▸ **CHALLENGE**:
Copy every line of the data below verbatim, leaving out the picture placeholders.

Element box data
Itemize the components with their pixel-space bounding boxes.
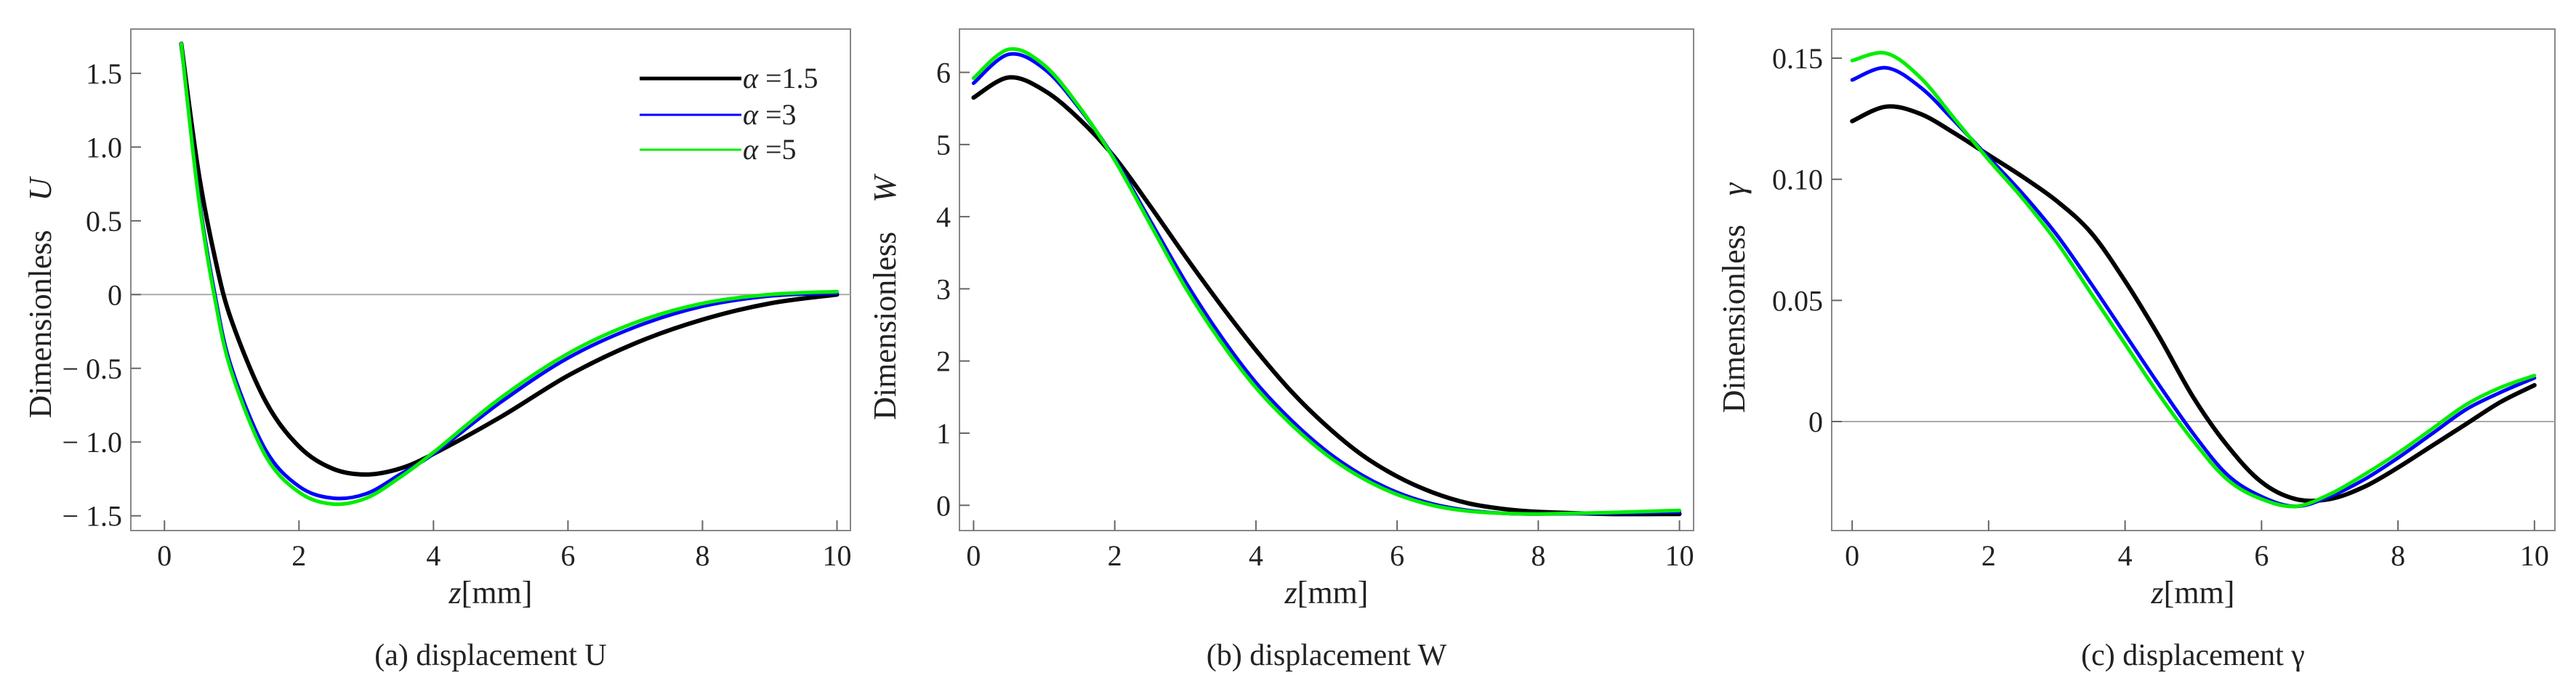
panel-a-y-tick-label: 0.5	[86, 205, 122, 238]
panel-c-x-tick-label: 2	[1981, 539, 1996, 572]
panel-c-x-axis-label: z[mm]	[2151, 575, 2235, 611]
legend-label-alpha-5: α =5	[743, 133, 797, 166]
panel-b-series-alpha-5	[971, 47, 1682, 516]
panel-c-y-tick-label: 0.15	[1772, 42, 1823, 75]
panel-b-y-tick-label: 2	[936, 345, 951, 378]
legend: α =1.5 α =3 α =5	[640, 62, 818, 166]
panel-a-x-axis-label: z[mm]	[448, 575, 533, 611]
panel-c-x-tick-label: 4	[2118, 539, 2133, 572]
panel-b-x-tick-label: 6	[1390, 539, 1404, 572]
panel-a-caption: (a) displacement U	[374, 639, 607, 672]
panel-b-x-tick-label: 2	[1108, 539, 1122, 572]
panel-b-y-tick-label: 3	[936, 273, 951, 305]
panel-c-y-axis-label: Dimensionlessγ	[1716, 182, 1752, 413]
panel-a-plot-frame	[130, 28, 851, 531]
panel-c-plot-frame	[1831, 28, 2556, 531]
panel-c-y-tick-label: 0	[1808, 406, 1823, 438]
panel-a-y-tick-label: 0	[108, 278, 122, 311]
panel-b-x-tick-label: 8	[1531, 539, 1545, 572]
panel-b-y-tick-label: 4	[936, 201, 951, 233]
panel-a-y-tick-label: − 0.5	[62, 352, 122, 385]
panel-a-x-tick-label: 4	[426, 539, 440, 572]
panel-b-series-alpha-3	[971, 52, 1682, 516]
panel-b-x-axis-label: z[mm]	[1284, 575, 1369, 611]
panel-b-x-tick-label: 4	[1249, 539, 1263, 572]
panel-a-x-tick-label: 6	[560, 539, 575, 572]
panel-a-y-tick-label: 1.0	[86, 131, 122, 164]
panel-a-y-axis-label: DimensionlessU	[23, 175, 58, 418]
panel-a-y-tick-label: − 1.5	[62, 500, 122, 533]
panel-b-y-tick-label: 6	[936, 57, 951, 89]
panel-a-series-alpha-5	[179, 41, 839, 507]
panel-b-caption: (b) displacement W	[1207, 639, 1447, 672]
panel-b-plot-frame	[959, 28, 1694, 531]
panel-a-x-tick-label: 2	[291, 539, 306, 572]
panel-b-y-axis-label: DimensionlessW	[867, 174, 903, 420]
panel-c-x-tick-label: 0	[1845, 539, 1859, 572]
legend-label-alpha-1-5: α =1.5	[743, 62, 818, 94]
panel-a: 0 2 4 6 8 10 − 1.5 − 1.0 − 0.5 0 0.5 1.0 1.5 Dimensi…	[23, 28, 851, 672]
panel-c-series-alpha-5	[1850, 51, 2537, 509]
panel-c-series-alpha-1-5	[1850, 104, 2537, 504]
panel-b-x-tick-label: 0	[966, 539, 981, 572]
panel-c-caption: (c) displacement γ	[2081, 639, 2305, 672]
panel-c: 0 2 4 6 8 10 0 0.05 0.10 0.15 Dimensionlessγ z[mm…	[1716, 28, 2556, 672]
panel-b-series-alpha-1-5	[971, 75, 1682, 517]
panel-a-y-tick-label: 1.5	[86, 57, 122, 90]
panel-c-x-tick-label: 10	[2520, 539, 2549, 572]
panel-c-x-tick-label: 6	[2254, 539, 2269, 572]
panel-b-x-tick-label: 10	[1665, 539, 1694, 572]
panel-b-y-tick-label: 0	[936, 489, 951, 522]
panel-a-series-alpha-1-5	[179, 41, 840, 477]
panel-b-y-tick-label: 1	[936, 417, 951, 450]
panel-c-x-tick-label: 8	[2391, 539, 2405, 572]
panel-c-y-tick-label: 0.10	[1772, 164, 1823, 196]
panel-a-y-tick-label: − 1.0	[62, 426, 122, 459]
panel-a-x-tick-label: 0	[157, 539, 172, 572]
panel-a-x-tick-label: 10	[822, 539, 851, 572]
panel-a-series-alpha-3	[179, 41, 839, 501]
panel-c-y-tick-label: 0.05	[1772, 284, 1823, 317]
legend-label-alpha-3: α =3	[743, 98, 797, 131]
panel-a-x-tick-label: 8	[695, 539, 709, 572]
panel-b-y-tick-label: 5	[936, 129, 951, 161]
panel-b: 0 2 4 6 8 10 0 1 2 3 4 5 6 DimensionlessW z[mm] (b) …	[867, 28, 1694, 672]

▸ **ANSWER FOR THE TASK**:
Itemize the components with their pixel-space bounding boxes.
panel-a-y-tick-label: 0.5	[86, 205, 122, 238]
panel-c-x-tick-label: 2	[1981, 539, 1996, 572]
panel-c-x-axis-label: z[mm]	[2151, 575, 2235, 611]
legend-label-alpha-5: α =5	[743, 133, 797, 166]
panel-b-series-alpha-5	[971, 47, 1682, 516]
panel-c-y-tick-label: 0.15	[1772, 42, 1823, 75]
panel-b-y-tick-label: 2	[936, 345, 951, 378]
legend: α =1.5 α =3 α =5	[640, 62, 818, 166]
panel-a-x-axis-label: z[mm]	[448, 575, 533, 611]
panel-c-x-tick-label: 4	[2118, 539, 2133, 572]
panel-b-x-tick-label: 6	[1390, 539, 1404, 572]
panel-a-caption: (a) displacement U	[374, 639, 607, 672]
panel-b-x-tick-label: 2	[1108, 539, 1122, 572]
panel-b-y-tick-label: 3	[936, 273, 951, 305]
panel-c-y-axis-label: Dimensionlessγ	[1716, 182, 1752, 413]
panel-a-plot-frame	[130, 28, 851, 531]
panel-c-plot-frame	[1831, 28, 2556, 531]
panel-c-y-tick-label: 0	[1808, 406, 1823, 438]
panel-a-y-tick-label: 0	[108, 278, 122, 311]
panel-b-x-tick-label: 8	[1531, 539, 1545, 572]
panel-b-y-tick-label: 4	[936, 201, 951, 233]
panel-a-y-tick-label: − 0.5	[62, 352, 122, 385]
panel-a-x-tick-label: 4	[426, 539, 440, 572]
panel-b-series-alpha-3	[971, 52, 1682, 516]
panel-b-x-axis-label: z[mm]	[1284, 575, 1369, 611]
panel-b-x-tick-label: 4	[1249, 539, 1263, 572]
panel-a-x-tick-label: 6	[560, 539, 575, 572]
panel-a-y-tick-label: 1.0	[86, 131, 122, 164]
panel-a-y-axis-label: DimensionlessU	[23, 175, 58, 418]
panel-a-y-tick-label: − 1.5	[62, 500, 122, 533]
panel-b-y-tick-label: 6	[936, 57, 951, 89]
panel-a-series-alpha-5	[179, 41, 839, 507]
panel-b-caption: (b) displacement W	[1207, 639, 1447, 672]
panel-b-plot-frame	[959, 28, 1694, 531]
panel-a-x-tick-label: 2	[291, 539, 306, 572]
panel-b-y-axis-label: DimensionlessW	[867, 174, 903, 420]
panel-c-x-tick-label: 0	[1845, 539, 1859, 572]
legend-label-alpha-1-5: α =1.5	[743, 62, 818, 94]
panel-a: 0 2 4 6 8 10 − 1.5 − 1.0 − 0.5 0 0.5 1.0 1.5 Dimensi…	[23, 28, 851, 672]
panel-c-series-alpha-5	[1850, 51, 2537, 509]
panel-c-series-alpha-1-5	[1850, 104, 2537, 504]
panel-b-x-tick-label: 0	[966, 539, 981, 572]
panel-c-caption: (c) displacement γ	[2081, 639, 2305, 672]
panel-c: 0 2 4 6 8 10 0 0.05 0.10 0.15 Dimensionlessγ z[mm…	[1716, 28, 2556, 672]
panel-b-series-alpha-1-5	[971, 75, 1682, 517]
panel-a-y-tick-label: 1.5	[86, 57, 122, 90]
panel-c-x-tick-label: 10	[2520, 539, 2549, 572]
panel-c-x-tick-label: 6	[2254, 539, 2269, 572]
panel-b-x-tick-label: 10	[1665, 539, 1694, 572]
panel-b-y-tick-label: 0	[936, 489, 951, 522]
panel-a-series-alpha-1-5	[179, 41, 840, 477]
panel-b-y-tick-label: 1	[936, 417, 951, 450]
panel-c-x-tick-label: 8	[2391, 539, 2405, 572]
panel-c-y-tick-label: 0.10	[1772, 164, 1823, 196]
panel-a-y-tick-label: − 1.0	[62, 426, 122, 459]
panel-a-x-tick-label: 0	[157, 539, 172, 572]
panel-a-x-tick-label: 10	[822, 539, 851, 572]
panel-a-series-alpha-3	[179, 41, 839, 501]
panel-c-y-tick-label: 0.05	[1772, 284, 1823, 317]
legend-label-alpha-3: α =3	[743, 98, 797, 131]
panel-a-x-tick-label: 8	[695, 539, 709, 572]
panel-b-y-tick-label: 5	[936, 129, 951, 161]
panel-b: 0 2 4 6 8 10 0 1 2 3 4 5 6 DimensionlessW z[mm] (b) …	[867, 28, 1694, 672]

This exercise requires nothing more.